FRAGMENTO PROPORCIONADO
Me llamó la atención escuchar una conversación de dos universitarios católicos, cuando decían que no habían entendido la homilía del Papa en el Corpus Christi. Estas deficientes “entendederas” nos pueden hacer valorar aún más los esfuerzos de Benedicto XVI en su predicación. En efecto, uno de los temas claves, subrayados por el Papa de nuevo en estas últimas semanas, es el del carácter sacerdotal de la vida cristiana.
Concretamente, en esa homilía del Corpus Christi, Benedicto XVI lo exponía partiendo del sacerdocio de Jesucristo.
En primer lugar, observaba que Jesucristo no es sacerdote a la manera de los sacerdotes judíos. De hecho “Jesús tomó distancia de una concepción ritual de la religión, criticando la postura que daba mayor valor a los preceptos humanos ligados a la pureza ritual más que a la observancia de los mandamientos de Dios, es decir, al amor de Dios y al prójimo, que como dice el Evangelio, “vale más que todos los holocaustos y sacrificios” (Mc 12,33). Esta actitud se tradujo, dentro del Templo de Jerusalén, en el gesto de expulsar a los cambistas y vendedores de animales, que servían a la ofrenda de los sacrificios tradicionales.

EJERCICIOS
- 1) Repite tal cual la parte del fragmento sobre el sacerdocio de Jesucristo que empieza en "Concretamente, en esa" y termina en "los sacrificios tradicionales.".
- 2) Reescribe las líneas de los registros que van desde el comienzo hasta la que contiene "disaster-point-13 — [974, 662, 995, 684]", ambas incluidas, poniendo "y-axis-label" en lugar de "y-tick-label" y dejando todo lo demás igual.
El fragmento y los registros son materiales independientes entre sí.

DATOS PROPORCIONADOS
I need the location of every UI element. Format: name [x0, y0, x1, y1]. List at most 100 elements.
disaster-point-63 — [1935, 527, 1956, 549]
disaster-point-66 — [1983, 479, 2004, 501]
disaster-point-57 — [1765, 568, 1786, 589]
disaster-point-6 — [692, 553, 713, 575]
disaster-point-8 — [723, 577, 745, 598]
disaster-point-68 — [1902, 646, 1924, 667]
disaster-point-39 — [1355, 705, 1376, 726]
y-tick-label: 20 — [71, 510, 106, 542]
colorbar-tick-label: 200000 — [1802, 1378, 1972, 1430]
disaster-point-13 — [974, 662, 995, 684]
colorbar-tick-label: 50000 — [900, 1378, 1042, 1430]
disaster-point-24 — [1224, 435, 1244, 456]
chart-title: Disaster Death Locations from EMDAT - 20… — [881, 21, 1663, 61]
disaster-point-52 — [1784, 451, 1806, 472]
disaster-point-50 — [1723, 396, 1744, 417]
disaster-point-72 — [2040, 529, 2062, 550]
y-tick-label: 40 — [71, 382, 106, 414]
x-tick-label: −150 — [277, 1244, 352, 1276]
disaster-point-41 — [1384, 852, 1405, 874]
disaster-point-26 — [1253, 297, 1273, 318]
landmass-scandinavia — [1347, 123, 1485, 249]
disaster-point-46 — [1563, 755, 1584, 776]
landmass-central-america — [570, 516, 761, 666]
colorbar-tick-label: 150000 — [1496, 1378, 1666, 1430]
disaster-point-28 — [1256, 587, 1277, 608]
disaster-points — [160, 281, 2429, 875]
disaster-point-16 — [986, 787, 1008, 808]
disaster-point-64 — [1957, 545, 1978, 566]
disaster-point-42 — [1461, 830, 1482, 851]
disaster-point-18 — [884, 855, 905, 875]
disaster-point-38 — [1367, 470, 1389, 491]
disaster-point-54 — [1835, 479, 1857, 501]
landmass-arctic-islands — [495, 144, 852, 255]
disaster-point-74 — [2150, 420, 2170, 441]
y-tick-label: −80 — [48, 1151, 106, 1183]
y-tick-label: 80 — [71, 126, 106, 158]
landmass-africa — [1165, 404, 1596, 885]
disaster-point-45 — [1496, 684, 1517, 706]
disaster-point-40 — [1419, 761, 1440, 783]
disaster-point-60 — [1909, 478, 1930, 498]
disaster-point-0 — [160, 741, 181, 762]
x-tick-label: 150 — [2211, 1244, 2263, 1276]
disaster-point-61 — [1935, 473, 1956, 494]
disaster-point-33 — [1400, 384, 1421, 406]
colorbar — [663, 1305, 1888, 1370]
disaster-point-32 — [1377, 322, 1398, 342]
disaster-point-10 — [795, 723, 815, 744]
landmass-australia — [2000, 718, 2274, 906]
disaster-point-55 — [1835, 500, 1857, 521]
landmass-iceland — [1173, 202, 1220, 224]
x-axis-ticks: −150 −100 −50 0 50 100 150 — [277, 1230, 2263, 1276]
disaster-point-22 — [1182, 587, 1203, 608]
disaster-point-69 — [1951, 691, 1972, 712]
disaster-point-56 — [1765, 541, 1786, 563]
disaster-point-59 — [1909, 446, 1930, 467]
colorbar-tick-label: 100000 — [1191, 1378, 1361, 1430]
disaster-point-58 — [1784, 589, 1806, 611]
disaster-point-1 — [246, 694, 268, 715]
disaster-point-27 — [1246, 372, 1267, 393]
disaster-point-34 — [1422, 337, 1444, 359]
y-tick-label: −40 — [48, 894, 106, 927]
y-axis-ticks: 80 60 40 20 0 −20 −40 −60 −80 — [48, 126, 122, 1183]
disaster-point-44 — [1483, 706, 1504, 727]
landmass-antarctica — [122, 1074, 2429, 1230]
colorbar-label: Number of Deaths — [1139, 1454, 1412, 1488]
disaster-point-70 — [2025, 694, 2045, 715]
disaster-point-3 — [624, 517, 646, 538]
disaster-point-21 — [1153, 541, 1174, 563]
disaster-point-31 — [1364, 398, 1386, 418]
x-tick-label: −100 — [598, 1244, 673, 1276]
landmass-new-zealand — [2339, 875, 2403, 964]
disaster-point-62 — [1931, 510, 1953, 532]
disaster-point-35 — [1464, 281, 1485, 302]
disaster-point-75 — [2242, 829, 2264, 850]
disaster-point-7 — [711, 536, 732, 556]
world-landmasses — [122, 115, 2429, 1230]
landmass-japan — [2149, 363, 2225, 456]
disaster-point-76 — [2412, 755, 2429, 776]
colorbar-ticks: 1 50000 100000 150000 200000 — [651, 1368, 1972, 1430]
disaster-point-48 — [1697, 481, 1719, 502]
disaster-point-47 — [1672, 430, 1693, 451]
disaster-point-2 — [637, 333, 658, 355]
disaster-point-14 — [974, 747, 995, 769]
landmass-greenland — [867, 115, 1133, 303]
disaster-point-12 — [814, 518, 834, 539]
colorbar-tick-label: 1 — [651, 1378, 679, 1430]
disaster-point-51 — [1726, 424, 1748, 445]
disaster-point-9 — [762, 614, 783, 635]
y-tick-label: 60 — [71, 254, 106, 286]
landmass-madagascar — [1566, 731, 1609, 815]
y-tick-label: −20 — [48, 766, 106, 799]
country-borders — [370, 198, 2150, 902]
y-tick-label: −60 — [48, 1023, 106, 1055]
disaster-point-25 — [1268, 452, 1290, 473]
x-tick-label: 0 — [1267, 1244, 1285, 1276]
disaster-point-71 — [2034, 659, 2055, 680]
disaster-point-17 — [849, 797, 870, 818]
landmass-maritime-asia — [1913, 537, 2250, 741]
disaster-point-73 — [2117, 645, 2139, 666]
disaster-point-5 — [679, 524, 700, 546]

RESPUESTAS EN ORDEN
- 1)
Concretamente, en esa homilía del Corpus Christi, Benedicto XVI lo exponía partiendo del sacerdocio de Jesucristo.
En primer lugar, observaba que Jesucristo no es sacerdote a la manera de los sacerdotes judíos. De hecho “Jesús tomó distancia de una concepción ritual de la religión, criticando la postura que daba mayor valor a los preceptos humanos ligados a la pureza ritual más que a la observancia de los mandamientos de Dios, es decir, al amor de Dios y al prójimo, que como dice el Evangelio, “vale más que todos los holocaustos y sacrificios” (Mc 12,33). Esta actitud se tradujo, dentro del Templo de Jerusalén, en el gesto de expulsar a los cambistas y vendedores de animales, que servían a la ofrenda de los sacrificios tradicionales.

- 2)
I need the location of every UI element. Format: name [x0, y0, x1, y1]. List at most 100 elements.
disaster-point-63 — [1935, 527, 1956, 549]
disaster-point-66 — [1983, 479, 2004, 501]
disaster-point-57 — [1765, 568, 1786, 589]
disaster-point-6 — [692, 553, 713, 575]
disaster-point-8 — [723, 577, 745, 598]
disaster-point-68 — [1902, 646, 1924, 667]
disaster-point-39 — [1355, 705, 1376, 726]
y-axis-label: 20 — [71, 510, 106, 542]
colorbar-tick-label: 200000 — [1802, 1378, 1972, 1430]
disaster-point-13 — [974, 662, 995, 684]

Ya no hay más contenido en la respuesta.